▶ [EXCERPTED RECORDS]
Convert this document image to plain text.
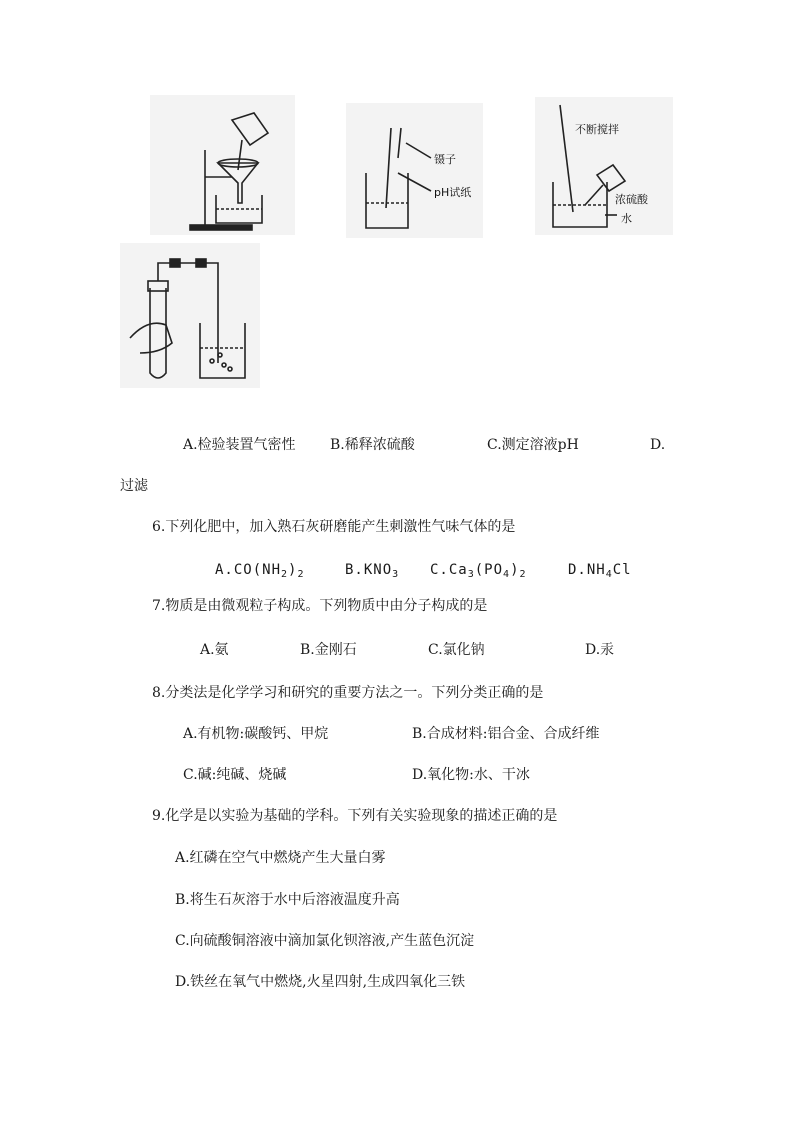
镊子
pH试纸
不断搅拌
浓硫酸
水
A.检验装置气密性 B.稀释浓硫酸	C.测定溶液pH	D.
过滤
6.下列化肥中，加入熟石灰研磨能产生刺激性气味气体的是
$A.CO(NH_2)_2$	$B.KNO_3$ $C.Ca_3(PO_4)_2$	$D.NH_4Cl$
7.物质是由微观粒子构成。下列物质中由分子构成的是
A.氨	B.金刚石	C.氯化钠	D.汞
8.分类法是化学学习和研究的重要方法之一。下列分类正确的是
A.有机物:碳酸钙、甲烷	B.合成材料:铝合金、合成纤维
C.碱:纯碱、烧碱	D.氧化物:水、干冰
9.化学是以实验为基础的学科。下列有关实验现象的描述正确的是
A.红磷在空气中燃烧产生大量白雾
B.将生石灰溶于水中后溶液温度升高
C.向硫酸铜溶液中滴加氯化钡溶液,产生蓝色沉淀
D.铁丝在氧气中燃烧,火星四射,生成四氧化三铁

▶ [THE REQUEST] Set down the lines of the records above exactly, apart from the pictures.

▶ [EXERCISE OUTPUT]
Convert this document image to plain text.
镊子
pH试纸
不断搅拌
浓硫酸
水
A.检验装置气密性 B.稀释浓硫酸	C.测定溶液pH	D.
过滤
6.下列化肥中，加入熟石灰研磨能产生刺激性气味气体的是
$A.CO(NH_2)_2$	$B.KNO_3$ $C.Ca_3(PO_4)_2$	$D.NH_4Cl$
7.物质是由微观粒子构成。下列物质中由分子构成的是
A.氨	B.金刚石	C.氯化钠	D.汞
8.分类法是化学学习和研究的重要方法之一。下列分类正确的是
A.有机物:碳酸钙、甲烷	B.合成材料:铝合金、合成纤维
C.碱:纯碱、烧碱	D.氧化物:水、干冰
9.化学是以实验为基础的学科。下列有关实验现象的描述正确的是
A.红磷在空气中燃烧产生大量白雾
B.将生石灰溶于水中后溶液温度升高
C.向硫酸铜溶液中滴加氯化钡溶液,产生蓝色沉淀
D.铁丝在氧气中燃烧,火星四射,生成四氧化三铁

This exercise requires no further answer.